• _Aim of the exercise_:
Where a line below holds the string "поражения", copy that line.

-- Begin Records for the task --

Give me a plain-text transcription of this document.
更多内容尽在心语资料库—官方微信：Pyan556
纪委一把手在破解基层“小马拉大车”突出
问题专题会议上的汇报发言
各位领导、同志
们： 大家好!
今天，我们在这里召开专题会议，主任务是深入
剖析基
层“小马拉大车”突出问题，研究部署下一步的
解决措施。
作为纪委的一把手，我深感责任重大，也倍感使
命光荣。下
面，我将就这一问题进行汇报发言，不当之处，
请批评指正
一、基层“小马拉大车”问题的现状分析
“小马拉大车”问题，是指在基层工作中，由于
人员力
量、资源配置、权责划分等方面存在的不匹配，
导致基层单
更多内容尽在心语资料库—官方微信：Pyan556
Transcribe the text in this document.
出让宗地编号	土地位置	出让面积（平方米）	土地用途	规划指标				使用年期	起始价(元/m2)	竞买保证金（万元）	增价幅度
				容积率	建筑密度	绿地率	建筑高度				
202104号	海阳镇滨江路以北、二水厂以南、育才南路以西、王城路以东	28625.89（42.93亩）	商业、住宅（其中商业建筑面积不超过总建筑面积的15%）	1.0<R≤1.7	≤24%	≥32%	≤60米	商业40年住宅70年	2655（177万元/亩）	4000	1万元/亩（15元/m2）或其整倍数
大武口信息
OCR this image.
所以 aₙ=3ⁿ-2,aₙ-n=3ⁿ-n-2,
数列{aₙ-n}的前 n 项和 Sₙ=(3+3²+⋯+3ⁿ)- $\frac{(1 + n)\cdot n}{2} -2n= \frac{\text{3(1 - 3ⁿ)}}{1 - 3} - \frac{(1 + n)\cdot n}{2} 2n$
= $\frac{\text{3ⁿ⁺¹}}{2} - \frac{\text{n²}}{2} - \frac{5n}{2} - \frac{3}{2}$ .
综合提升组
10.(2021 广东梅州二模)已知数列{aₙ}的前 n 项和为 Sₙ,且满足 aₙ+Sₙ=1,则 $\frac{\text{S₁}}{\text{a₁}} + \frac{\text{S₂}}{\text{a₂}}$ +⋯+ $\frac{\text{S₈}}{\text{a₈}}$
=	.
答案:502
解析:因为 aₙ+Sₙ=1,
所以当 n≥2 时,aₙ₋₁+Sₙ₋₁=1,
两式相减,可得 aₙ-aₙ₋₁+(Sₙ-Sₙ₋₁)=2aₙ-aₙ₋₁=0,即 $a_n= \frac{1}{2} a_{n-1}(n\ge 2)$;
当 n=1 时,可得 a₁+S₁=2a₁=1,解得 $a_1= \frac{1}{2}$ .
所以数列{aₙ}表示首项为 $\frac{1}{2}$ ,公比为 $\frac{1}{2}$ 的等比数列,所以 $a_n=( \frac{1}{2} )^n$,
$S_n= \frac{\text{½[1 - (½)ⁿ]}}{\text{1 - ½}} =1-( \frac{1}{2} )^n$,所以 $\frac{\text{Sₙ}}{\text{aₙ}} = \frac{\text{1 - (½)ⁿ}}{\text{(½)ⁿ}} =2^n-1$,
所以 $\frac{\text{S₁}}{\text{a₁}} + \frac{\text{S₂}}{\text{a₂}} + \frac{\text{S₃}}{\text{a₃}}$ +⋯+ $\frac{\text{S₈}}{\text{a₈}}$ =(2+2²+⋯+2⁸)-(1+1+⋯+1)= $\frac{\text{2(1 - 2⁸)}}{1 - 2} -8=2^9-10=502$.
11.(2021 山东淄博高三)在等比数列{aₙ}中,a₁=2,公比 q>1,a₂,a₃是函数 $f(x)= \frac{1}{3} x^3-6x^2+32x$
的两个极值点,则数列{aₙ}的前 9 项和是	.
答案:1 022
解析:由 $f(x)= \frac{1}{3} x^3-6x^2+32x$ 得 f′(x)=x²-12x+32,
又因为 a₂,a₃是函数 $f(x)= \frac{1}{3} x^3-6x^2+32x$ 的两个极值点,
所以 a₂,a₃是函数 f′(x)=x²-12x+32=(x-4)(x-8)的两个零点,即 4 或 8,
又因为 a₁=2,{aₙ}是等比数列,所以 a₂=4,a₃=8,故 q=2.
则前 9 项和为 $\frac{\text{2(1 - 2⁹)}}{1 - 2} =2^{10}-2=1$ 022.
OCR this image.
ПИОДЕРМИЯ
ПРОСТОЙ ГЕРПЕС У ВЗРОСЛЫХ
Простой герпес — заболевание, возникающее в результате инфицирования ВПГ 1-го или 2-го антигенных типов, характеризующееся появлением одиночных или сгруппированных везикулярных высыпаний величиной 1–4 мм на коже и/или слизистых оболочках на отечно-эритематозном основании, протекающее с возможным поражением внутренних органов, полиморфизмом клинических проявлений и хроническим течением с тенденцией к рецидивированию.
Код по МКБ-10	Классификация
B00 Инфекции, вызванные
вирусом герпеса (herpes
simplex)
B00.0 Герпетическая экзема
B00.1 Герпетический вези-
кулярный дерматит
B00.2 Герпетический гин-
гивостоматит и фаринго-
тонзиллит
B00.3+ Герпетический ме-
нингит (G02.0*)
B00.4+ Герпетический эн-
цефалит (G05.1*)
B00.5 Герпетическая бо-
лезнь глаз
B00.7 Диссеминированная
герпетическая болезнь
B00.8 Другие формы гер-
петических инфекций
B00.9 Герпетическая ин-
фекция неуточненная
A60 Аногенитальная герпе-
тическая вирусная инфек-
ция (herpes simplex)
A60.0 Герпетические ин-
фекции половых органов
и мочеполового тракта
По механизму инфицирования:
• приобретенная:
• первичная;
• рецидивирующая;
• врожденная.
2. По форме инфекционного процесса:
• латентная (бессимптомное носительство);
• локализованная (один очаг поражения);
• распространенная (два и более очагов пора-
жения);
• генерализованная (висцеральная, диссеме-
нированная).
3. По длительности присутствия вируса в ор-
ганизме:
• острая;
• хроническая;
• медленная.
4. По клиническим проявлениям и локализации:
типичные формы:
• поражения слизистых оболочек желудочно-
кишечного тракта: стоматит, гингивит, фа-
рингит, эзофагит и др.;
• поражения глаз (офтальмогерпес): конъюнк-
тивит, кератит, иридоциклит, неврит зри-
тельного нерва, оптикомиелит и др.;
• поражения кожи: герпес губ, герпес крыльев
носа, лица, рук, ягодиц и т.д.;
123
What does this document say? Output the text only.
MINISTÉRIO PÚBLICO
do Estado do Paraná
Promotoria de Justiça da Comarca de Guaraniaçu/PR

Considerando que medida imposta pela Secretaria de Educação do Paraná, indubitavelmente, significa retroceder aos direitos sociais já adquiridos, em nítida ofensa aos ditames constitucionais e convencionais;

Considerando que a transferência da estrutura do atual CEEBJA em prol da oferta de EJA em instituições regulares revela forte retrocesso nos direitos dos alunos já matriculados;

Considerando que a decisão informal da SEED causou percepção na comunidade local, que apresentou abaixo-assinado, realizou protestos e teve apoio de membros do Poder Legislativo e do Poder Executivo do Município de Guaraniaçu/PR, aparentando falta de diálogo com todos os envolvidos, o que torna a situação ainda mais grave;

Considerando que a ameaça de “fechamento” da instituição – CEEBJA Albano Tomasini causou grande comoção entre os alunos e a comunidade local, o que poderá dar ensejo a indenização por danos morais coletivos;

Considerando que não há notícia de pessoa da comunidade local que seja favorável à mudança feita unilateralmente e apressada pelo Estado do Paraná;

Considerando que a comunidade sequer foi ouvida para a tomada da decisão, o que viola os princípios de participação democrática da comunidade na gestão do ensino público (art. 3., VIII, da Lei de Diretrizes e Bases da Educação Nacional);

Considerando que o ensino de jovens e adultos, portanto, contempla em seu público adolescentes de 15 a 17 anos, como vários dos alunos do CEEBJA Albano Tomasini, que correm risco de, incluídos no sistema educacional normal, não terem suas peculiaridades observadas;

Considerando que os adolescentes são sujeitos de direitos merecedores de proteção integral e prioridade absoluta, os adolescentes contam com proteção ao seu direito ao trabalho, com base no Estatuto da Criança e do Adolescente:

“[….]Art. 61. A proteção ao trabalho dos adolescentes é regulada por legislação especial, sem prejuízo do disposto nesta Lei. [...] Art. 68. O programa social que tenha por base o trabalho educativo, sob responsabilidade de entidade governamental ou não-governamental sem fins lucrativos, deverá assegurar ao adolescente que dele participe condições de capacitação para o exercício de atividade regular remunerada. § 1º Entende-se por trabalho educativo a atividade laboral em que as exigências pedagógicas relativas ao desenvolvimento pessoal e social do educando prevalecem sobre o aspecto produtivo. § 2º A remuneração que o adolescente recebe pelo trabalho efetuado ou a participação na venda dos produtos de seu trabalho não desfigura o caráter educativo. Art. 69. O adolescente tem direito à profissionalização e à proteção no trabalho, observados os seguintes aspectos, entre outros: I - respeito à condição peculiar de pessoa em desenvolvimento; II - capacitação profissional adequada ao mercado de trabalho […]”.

-- End Records for the task --

• _In response_:
• локализованная (один очаг поражения);
• поражения слизистых оболочек желудочно-
• поражения глаз (офтальмогерпес): конъюнк-
• поражения кожи: герпес губ, герпес крыльев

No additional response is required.